(Stored data)
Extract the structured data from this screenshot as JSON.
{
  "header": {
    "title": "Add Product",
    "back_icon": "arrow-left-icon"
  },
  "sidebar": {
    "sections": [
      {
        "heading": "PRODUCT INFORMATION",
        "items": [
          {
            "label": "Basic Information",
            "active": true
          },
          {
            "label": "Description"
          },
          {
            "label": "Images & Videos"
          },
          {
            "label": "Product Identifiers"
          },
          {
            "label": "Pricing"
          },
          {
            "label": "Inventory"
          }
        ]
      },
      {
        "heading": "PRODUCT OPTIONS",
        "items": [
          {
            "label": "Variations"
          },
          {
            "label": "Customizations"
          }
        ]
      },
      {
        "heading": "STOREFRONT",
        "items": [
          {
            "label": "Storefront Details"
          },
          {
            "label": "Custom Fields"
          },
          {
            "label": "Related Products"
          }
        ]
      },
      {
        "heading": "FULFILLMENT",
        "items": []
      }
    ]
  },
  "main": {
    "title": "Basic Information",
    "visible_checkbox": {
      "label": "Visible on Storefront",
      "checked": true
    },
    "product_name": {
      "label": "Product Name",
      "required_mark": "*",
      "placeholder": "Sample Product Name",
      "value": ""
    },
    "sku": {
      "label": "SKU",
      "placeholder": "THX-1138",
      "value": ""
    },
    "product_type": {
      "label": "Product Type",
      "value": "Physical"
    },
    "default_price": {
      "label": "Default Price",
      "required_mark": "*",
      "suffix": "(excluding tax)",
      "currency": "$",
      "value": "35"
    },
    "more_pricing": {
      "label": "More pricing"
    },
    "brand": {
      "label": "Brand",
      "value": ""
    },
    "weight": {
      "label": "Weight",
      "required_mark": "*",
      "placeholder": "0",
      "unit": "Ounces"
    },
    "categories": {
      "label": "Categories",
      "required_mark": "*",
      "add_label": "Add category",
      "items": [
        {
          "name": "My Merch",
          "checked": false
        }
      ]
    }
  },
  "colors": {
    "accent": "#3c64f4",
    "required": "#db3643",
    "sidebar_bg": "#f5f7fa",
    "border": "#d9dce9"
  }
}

Objective:
Exactly as written above, please repeat the entries.

Answer for the task:
Extract the structured data from this screenshot as JSON.
{
  "header": {
    "title": "Add Product",
    "back_icon": "arrow-left-icon"
  },
  "sidebar": {
    "sections": [
      {
        "heading": "PRODUCT INFORMATION",
        "items": [
          {
            "label": "Basic Information",
            "active": true
          },
          {
            "label": "Description"
          },
          {
            "label": "Images & Videos"
          },
          {
            "label": "Product Identifiers"
          },
          {
            "label": "Pricing"
          },
          {
            "label": "Inventory"
          }
        ]
      },
      {
        "heading": "PRODUCT OPTIONS",
        "items": [
          {
            "label": "Variations"
          },
          {
            "label": "Customizations"
          }
        ]
      },
      {
        "heading": "STOREFRONT",
        "items": [
          {
            "label": "Storefront Details"
          },
          {
            "label": "Custom Fields"
          },
          {
            "label": "Related Products"
          }
        ]
      },
      {
        "heading": "FULFILLMENT",
        "items": []
      }
    ]
  },
  "main": {
    "title": "Basic Information",
    "visible_checkbox": {
      "label": "Visible on Storefront",
      "checked": true
    },
    "product_name": {
      "label": "Product Name",
      "required_mark": "*",
      "placeholder": "Sample Product Name",
      "value": ""
    },
    "sku": {
      "label": "SKU",
      "placeholder": "THX-1138",
      "value": ""
    },
    "product_type": {
      "label": "Product Type",
      "value": "Physical"
    },
    "default_price": {
      "label": "Default Price",
      "required_mark": "*",
      "suffix": "(excluding tax)",
      "currency": "$",
      "value": "35"
    },
    "more_pricing": {
      "label": "More pricing"
    },
    "brand": {
      "label": "Brand",
      "value": ""
    },
    "weight": {
      "label": "Weight",
      "required_mark": "*",
      "placeholder": "0",
      "unit": "Ounces"
    },
    "categories": {
      "label": "Categories",
      "required_mark": "*",
      "add_label": "Add category",
      "items": [
        {
          "name": "My Merch",
          "checked": false
        }
      ]
    }
  },
  "colors": {
    "accent": "#3c64f4",
    "required": "#db3643",
    "sidebar_bg": "#f5f7fa",
    "border": "#d9dce9"
  }
}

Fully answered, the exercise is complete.